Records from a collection
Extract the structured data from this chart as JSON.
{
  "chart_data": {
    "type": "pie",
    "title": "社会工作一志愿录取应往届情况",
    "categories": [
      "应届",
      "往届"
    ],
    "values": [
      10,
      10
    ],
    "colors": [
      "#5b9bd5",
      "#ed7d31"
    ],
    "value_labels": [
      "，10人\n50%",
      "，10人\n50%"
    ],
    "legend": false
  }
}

### Directive
Copy out each line exactly.

### Response
Extract the structured data from this chart as JSON.
{
  "chart_data": {
    "type": "pie",
    "title": "社会工作一志愿录取应往届情况",
    "categories": [
      "应届",
      "往届"
    ],
    "values": [
      10,
      10
    ],
    "colors": [
      "#5b9bd5",
      "#ed7d31"
    ],
    "value_labels": [
      "，10人\n50%",
      "，10人\n50%"
    ],
    "legend": false
  }
}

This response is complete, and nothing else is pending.